_Exercise aim_
Extend the passage on how parental divorce affects children, starting right after its last sentence.

_Excerpted text_
Every adult can likely think back to when they were a child and the many challenges that accompany the growing-up process. For any child, it’s normal to worry and stress about making friends, doing well in school and fitting in. When a child is also concerned about the state of their parents’ marriage and ongoing conflicts at home, it’s bound to have a negative impact on a child’s mental and emotional wellbeing.
In cases where parents decide to divorce, a child can benefit from no longer being subjected to daily fights and the general feelings of unrest and unhappiness that often dominate the homes of unhappily married couples. However, with divorce, come additional issues and feelings that, if not discussed and worked through, may result in a child suffering long-term psychological and emotional pain and trauma.
Even in cases where a divorce is truly the best possible solution for everyone in a family, a child is likely to experience some amount of difficulty coping with all of the changes that accompany the divorce process. In addition to general feelings of confusion and sadness about the divorce, a child may also develop problems with general depression and anxiety.

_Dataset records_

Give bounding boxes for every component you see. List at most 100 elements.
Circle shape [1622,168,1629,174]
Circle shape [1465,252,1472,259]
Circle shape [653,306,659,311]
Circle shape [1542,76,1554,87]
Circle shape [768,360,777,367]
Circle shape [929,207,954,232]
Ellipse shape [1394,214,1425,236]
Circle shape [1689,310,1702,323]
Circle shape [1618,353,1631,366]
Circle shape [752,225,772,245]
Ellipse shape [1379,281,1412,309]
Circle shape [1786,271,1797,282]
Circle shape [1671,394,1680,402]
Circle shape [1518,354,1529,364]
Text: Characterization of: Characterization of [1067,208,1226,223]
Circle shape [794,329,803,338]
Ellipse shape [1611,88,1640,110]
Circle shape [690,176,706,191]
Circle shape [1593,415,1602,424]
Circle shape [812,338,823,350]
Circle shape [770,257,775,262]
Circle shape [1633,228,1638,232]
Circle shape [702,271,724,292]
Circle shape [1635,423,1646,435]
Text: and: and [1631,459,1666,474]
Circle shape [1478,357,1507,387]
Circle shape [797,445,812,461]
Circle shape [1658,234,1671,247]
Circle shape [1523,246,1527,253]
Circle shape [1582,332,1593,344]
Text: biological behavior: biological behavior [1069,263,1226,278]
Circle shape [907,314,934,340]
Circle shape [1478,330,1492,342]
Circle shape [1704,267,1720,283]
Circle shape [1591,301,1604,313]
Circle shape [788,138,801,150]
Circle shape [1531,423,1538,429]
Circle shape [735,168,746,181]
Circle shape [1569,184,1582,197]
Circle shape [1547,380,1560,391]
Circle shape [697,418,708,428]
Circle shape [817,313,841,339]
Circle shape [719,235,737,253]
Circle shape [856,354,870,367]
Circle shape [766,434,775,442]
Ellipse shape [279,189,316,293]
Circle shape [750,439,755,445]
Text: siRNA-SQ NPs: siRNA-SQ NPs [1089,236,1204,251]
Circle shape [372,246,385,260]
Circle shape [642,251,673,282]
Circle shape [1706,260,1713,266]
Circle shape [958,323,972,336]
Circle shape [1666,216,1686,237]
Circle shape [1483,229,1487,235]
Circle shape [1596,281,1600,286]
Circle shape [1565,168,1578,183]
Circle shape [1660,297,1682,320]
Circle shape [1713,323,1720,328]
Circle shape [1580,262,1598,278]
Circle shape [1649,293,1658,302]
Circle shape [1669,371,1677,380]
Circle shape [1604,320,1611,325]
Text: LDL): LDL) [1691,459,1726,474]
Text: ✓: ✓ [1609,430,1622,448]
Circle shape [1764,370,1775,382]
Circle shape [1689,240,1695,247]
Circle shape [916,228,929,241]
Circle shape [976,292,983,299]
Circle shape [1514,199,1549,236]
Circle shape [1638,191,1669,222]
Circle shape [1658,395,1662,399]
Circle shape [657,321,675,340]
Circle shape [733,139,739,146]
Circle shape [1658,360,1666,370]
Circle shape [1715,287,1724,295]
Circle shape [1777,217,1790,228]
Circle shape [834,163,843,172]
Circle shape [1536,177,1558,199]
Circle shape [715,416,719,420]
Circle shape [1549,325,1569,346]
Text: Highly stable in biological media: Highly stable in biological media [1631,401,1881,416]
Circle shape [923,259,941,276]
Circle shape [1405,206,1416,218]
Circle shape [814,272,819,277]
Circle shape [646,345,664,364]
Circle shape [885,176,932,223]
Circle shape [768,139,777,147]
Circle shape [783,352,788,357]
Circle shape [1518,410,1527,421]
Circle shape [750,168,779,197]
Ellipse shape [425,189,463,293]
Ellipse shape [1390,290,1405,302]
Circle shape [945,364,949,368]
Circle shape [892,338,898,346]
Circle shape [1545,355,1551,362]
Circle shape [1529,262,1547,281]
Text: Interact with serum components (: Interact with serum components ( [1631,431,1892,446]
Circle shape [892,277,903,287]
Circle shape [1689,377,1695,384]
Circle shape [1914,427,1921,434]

_Reply_
While research indicates that these types of feelings and mental conditions are normal and even healthy responses for children who are dealing with divorce, it’s important that parents provide the love and support a child needs to work through these issues and adjust to a new family structure. In addition to talking about a divorce and a child’s fears and concerns related thereto, parents must also work to ensure that they don’t speak ill of one another and are supportive of a child’s relationship with each other.
For the benefit of everyone involved, families that are dealing with divorce and child custody and visitation disputes would be wise to seek the advice and assistance of an attorney who can assist in ensuring a child’s best interests are respected and that disputes are resolved as quickly as possible.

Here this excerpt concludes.